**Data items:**

>> START

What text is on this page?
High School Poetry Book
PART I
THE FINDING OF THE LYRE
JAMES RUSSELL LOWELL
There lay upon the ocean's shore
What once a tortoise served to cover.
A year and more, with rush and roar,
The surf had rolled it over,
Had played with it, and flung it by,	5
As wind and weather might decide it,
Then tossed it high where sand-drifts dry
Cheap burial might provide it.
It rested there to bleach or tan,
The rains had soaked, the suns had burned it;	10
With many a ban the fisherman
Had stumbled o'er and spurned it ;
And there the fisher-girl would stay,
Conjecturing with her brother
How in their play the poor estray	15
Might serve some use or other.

>> END
>> START

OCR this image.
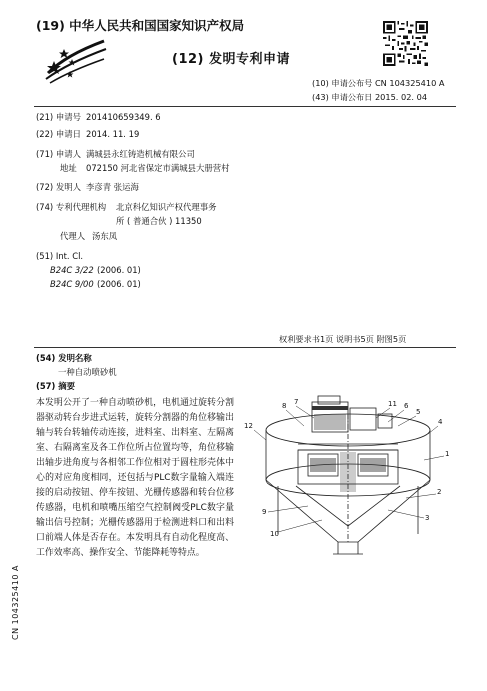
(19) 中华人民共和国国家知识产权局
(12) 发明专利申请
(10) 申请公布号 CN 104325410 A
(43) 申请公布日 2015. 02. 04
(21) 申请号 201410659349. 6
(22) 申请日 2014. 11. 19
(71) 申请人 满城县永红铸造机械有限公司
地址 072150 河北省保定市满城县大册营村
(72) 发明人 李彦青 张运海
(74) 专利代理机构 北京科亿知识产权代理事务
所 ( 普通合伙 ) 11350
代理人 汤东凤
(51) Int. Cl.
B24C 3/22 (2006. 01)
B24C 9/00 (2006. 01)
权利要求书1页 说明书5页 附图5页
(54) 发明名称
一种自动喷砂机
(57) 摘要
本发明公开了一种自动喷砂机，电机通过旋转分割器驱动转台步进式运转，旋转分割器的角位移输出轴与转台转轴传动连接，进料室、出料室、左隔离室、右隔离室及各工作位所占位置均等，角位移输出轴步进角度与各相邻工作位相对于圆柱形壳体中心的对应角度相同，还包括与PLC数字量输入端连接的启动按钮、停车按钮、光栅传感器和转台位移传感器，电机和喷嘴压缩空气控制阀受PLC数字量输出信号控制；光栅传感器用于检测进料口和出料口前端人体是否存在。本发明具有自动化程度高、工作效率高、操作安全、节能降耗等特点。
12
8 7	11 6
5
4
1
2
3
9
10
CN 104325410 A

>> END
>> START

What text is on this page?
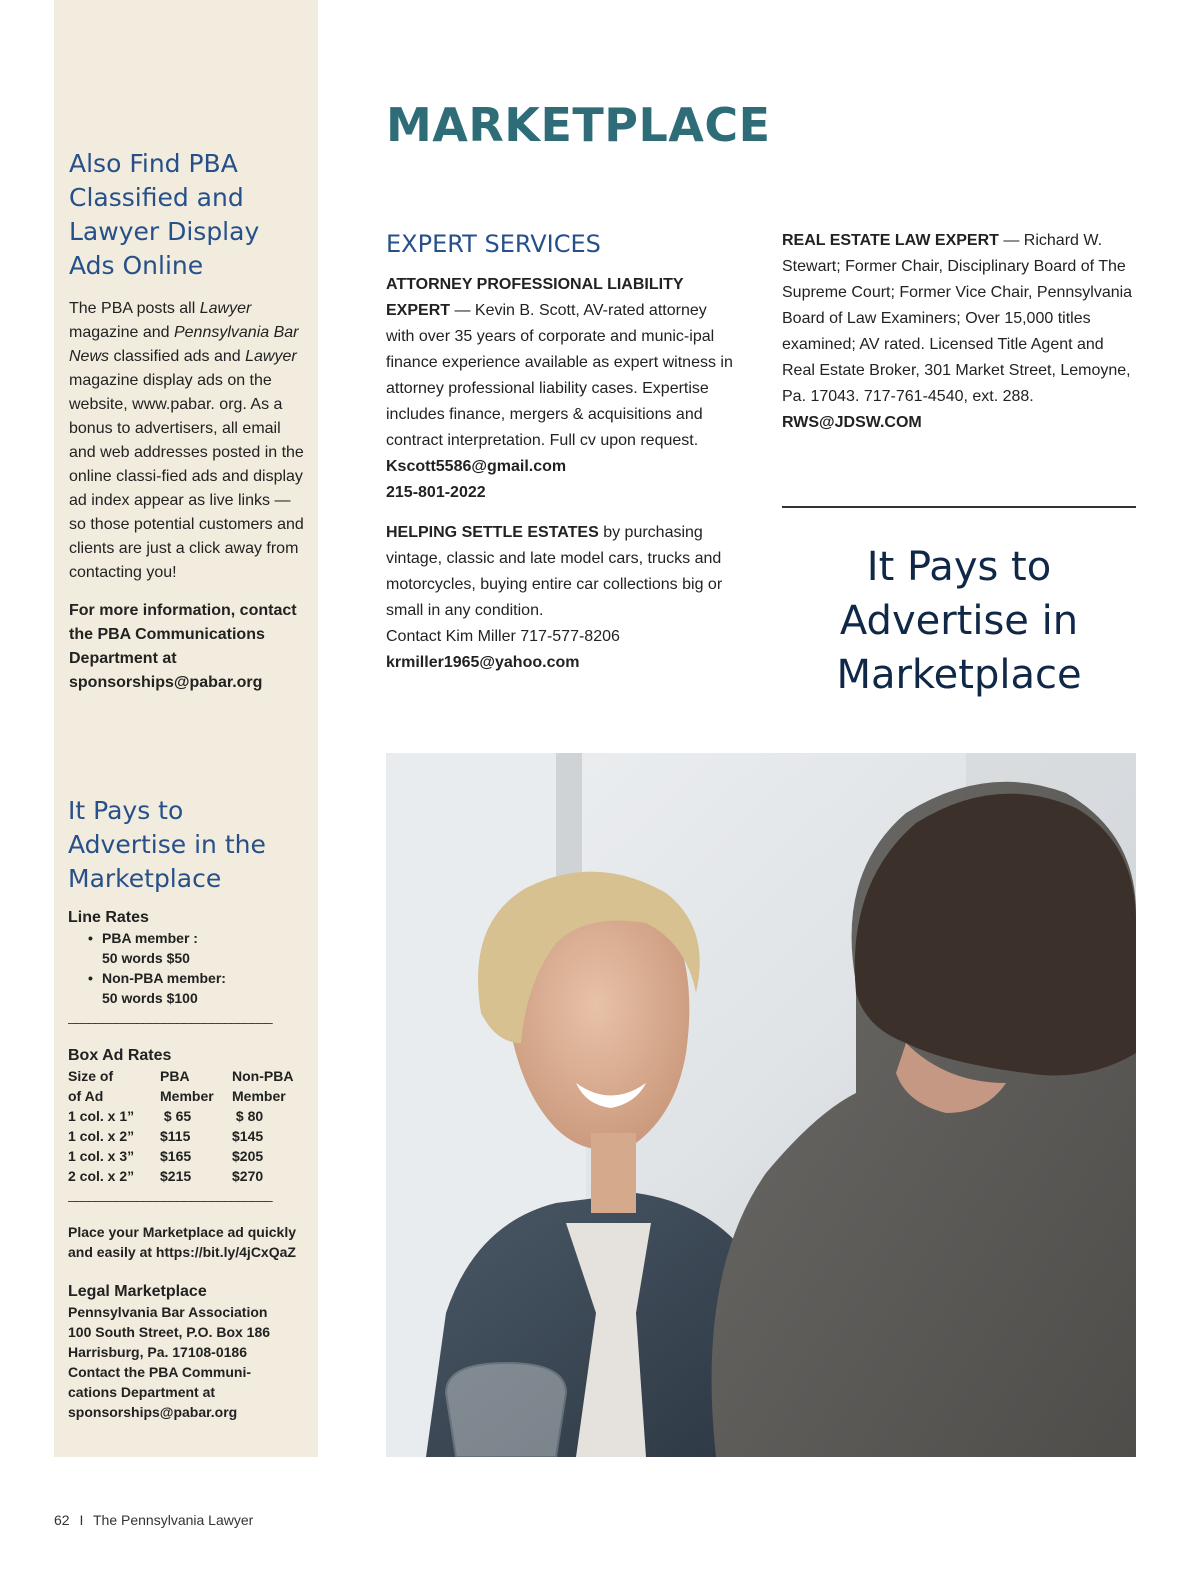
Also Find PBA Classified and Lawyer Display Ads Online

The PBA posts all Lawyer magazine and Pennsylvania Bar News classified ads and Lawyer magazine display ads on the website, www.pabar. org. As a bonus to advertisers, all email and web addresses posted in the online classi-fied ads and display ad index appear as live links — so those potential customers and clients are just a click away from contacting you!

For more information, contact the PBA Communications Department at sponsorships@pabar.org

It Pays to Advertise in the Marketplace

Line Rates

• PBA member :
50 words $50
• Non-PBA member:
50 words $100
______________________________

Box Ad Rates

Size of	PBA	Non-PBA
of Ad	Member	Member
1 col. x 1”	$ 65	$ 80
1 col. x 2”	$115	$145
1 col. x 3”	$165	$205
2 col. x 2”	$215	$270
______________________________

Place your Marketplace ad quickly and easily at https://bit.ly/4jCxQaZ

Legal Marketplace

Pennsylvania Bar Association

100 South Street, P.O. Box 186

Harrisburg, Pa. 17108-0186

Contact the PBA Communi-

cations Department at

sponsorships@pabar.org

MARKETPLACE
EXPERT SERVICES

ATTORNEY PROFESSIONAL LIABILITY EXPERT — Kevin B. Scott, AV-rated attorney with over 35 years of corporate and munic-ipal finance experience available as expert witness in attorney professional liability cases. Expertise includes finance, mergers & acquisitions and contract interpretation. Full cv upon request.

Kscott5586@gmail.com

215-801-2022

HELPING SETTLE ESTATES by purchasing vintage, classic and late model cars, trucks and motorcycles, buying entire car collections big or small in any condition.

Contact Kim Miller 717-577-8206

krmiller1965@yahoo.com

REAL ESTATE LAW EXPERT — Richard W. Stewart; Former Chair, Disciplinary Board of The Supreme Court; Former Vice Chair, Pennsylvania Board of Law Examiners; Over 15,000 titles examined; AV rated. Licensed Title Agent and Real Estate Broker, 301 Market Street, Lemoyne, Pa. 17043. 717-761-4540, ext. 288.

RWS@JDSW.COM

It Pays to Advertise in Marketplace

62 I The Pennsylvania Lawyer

>> END

**WRITTEN INSTRUCTION:**
Search the data above for the word "rated", then gather each line in which it appears.

**THE RESULT:**
ATTORNEY PROFESSIONAL LIABILITY EXPERT — Kevin B. Scott, AV-rated attorney with over 35 years of corporate and munic-ipal finance experience available as expert witness in attorney professional liability cases. Expertise includes finance, mergers & acquisitions and contract interpretation. Full cv upon request.
REAL ESTATE LAW EXPERT — Richard W. Stewart; Former Chair, Disciplinary Board of The Supreme Court; Former Vice Chair, Pennsylvania Board of Law Examiners; Over 15,000 titles examined; AV rated. Licensed Title Agent and Real Estate Broker, 301 Market Street, Lemoyne, Pa. 17043. 717-761-4540, ext. 288.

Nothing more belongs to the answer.